Reproduce every entry below precisely. Pictures are excluded from the copy.

__________

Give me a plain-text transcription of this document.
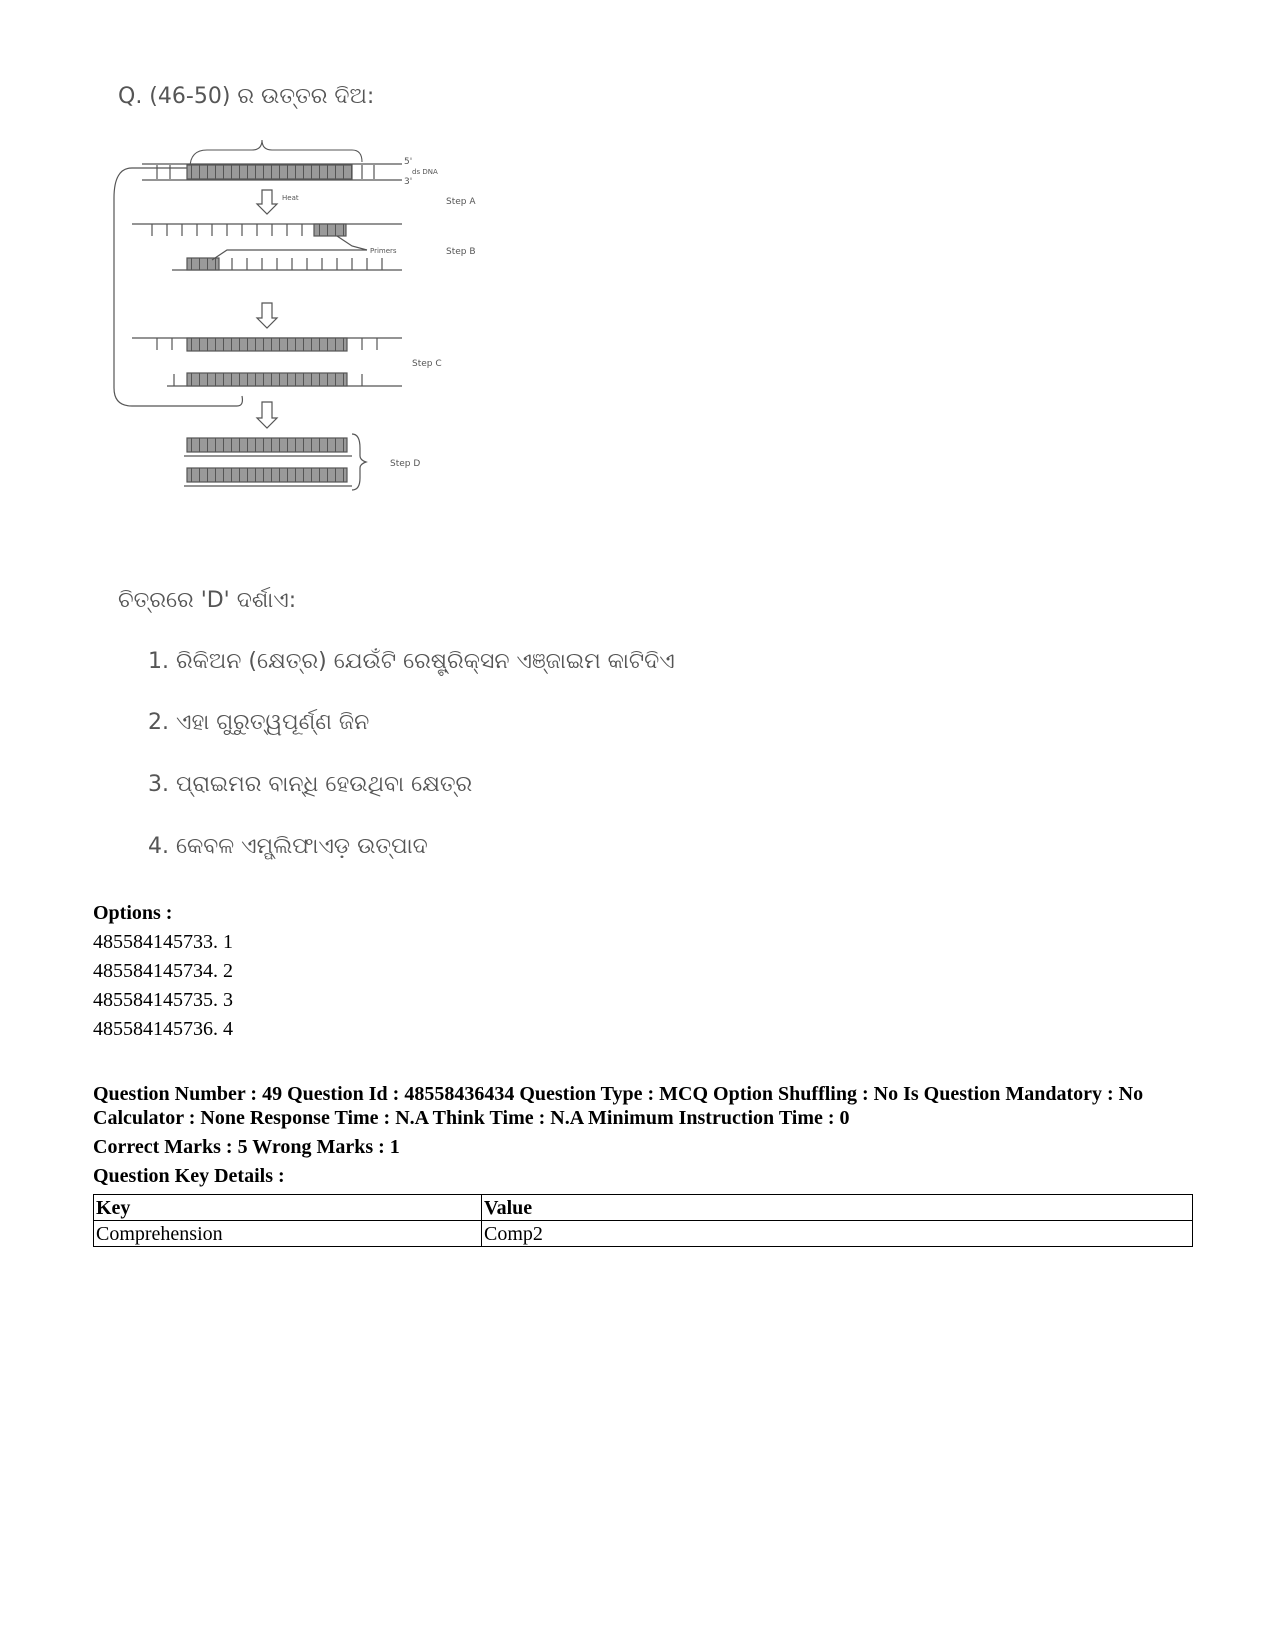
Q. (46-50) ର ଉତ୍ତର ଦିଅ:
5'
3'
ds DNA
Heat	Step A
Primers	Step B
Step C
Step D
ଚିତ୍ରରେ 'D' ଦର୍ଶାଏ:
1. ରିକିଅନ (କ୍ଷେତ୍ର) ଯେଉଁଟି ରେଷ୍ଟ୍ରିକ୍‌ସନ ଏଞ୍ଜାଇମ କାଟିଦିଏ
2. ଏହା ଗୁରୁତ୍ୱପୂର୍ଣ୍ଣ ଜିନ
3. ପ୍ରାଇମର ବାନ୍ଧି ହେଉଥିବା କ୍ଷେତ୍ର
4. କେବଳ ଏମ୍ପ୍ଲିଫାଏଡ଼ ଉତ୍ପାଦ
Options :
485584145733. 1
485584145734. 2
485584145735. 3
485584145736. 4
Question Number : 49 Question Id : 48558436434 Question Type : MCQ Option Shuffling : No Is Question Mandatory : No Calculator : None Response Time : N.A Think Time : N.A Minimum Instruction Time : 0
Correct Marks : 5 Wrong Marks : 1
Question Key Details :
Key	Value
Comprehension	Comp2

__________

TASK RESPONSE:
Give me a plain-text transcription of this document.
Q. (46-50) ର ଉତ୍ତର ଦିଅ:
5'
3'
ds DNA
Heat	Step A
Primers	Step B
Step C
Step D
ଚିତ୍ରରେ 'D' ଦର୍ଶାଏ:
1. ରିକିଅନ (କ୍ଷେତ୍ର) ଯେଉଁଟି ରେଷ୍ଟ୍ରିକ୍‌ସନ ଏଞ୍ଜାଇମ କାଟିଦିଏ
2. ଏହା ଗୁରୁତ୍ୱପୂର୍ଣ୍ଣ ଜିନ
3. ପ୍ରାଇମର ବାନ୍ଧି ହେଉଥିବା କ୍ଷେତ୍ର
4. କେବଳ ଏମ୍ପ୍ଲିଫାଏଡ଼ ଉତ୍ପାଦ
Options :
485584145733. 1
485584145734. 2
485584145735. 3
485584145736. 4
Question Number : 49 Question Id : 48558436434 Question Type : MCQ Option Shuffling : No Is Question Mandatory : No Calculator : None Response Time : N.A Think Time : N.A Minimum Instruction Time : 0
Correct Marks : 5 Wrong Marks : 1
Question Key Details :
Key	Value
Comprehension	Comp2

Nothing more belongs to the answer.